• _Challenge_
Gather, from the listing beneath this task, every line holding the string "label".

+---+

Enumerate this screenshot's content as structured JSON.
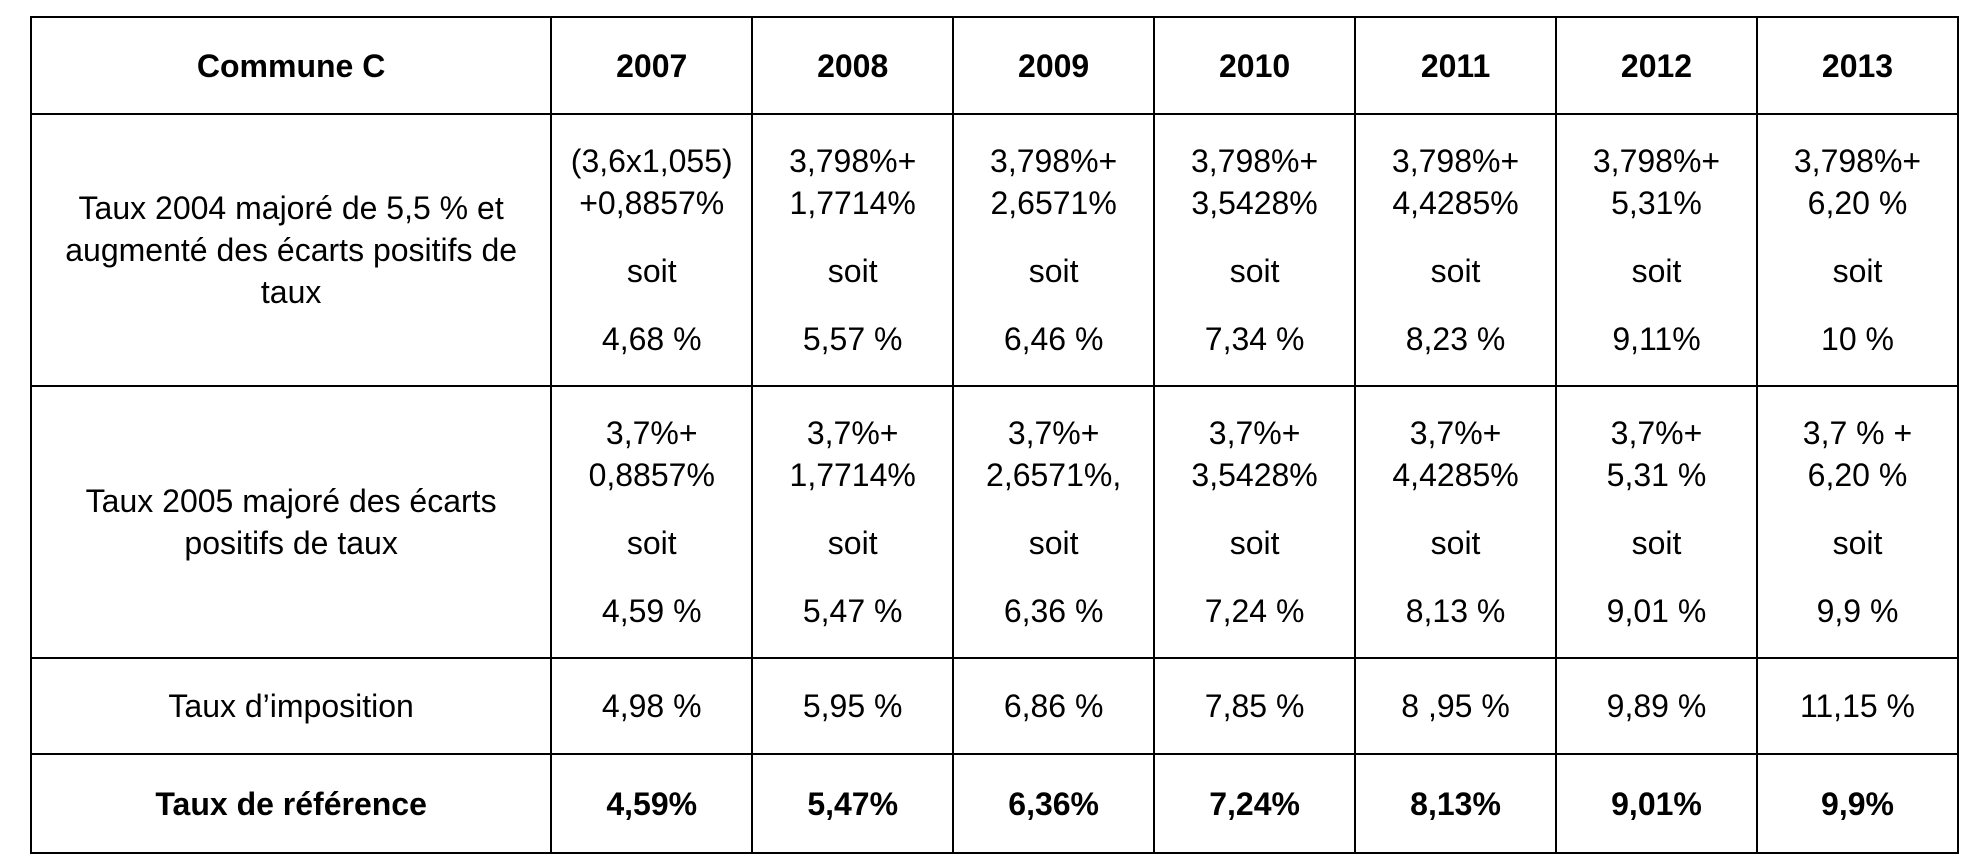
{
  "table": {
    "header": {
      "commune": "Commune C",
      "years": [
        "2007",
        "2008",
        "2009",
        "2010",
        "2011",
        "2012",
        "2013"
      ]
    },
    "row_2004": {
      "label": "Taux 2004 majoré de 5,5 % et augmenté des écarts positifs de taux",
      "cells": [
        {
          "line1": "(3,6x1,055)",
          "line2": "+0,8857%",
          "soit": "soit",
          "result": "4,68 %"
        },
        {
          "line1": "3,798%+",
          "line2": "1,7714%",
          "soit": "soit",
          "result": "5,57 %"
        },
        {
          "line1": "3,798%+",
          "line2": "2,6571%",
          "soit": "soit",
          "result": "6,46 %"
        },
        {
          "line1": "3,798%+",
          "line2": "3,5428%",
          "soit": "soit",
          "result": "7,34 %"
        },
        {
          "line1": "3,798%+",
          "line2": "4,4285%",
          "soit": "soit",
          "result": "8,23 %"
        },
        {
          "line1": "3,798%+",
          "line2": "5,31%",
          "soit": "soit",
          "result": "9,11%"
        },
        {
          "line1": "3,798%+",
          "line2": "6,20 %",
          "soit": "soit",
          "result": "10 %"
        }
      ]
    },
    "row_2005": {
      "label": "Taux 2005 majoré des écarts positifs de taux",
      "cells": [
        {
          "line1": "3,7%+",
          "line2": "0,8857%",
          "soit": "soit",
          "result": "4,59 %"
        },
        {
          "line1": "3,7%+",
          "line2": "1,7714%",
          "soit": "soit",
          "result": "5,47 %"
        },
        {
          "line1": "3,7%+",
          "line2": "2,6571%,",
          "soit": "soit",
          "result": "6,36 %"
        },
        {
          "line1": "3,7%+",
          "line2": "3,5428%",
          "soit": "soit",
          "result": "7,24 %"
        },
        {
          "line1": "3,7%+",
          "line2": "4,4285%",
          "soit": "soit",
          "result": "8,13 %"
        },
        {
          "line1": "3,7%+",
          "line2": "5,31 %",
          "soit": "soit",
          "result": "9,01 %"
        },
        {
          "line1": "3,7 % +",
          "line2": "6,20 %",
          "soit": "soit",
          "result": "9,9 %"
        }
      ]
    },
    "row_imposition": {
      "label": "Taux d’imposition",
      "values": [
        "4,98 %",
        "5,95 %",
        "6,86 %",
        "7,85 %",
        "8 ,95 %",
        "9,89 %",
        "11,15 %"
      ]
    },
    "row_reference": {
      "label": "Taux de référence",
      "values": [
        "4,59%",
        "5,47%",
        "6,36%",
        "7,24%",
        "8,13%",
        "9,01%",
        "9,9%"
      ]
    }
  }
}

+---+

• _Answer to the exercise_
      "label": "Taux 2004 majoré de 5,5 % et augmenté des écarts positifs de taux",
      "label": "Taux 2005 majoré des écarts positifs de taux",
      "label": "Taux d’imposition",
      "label": "Taux de référence",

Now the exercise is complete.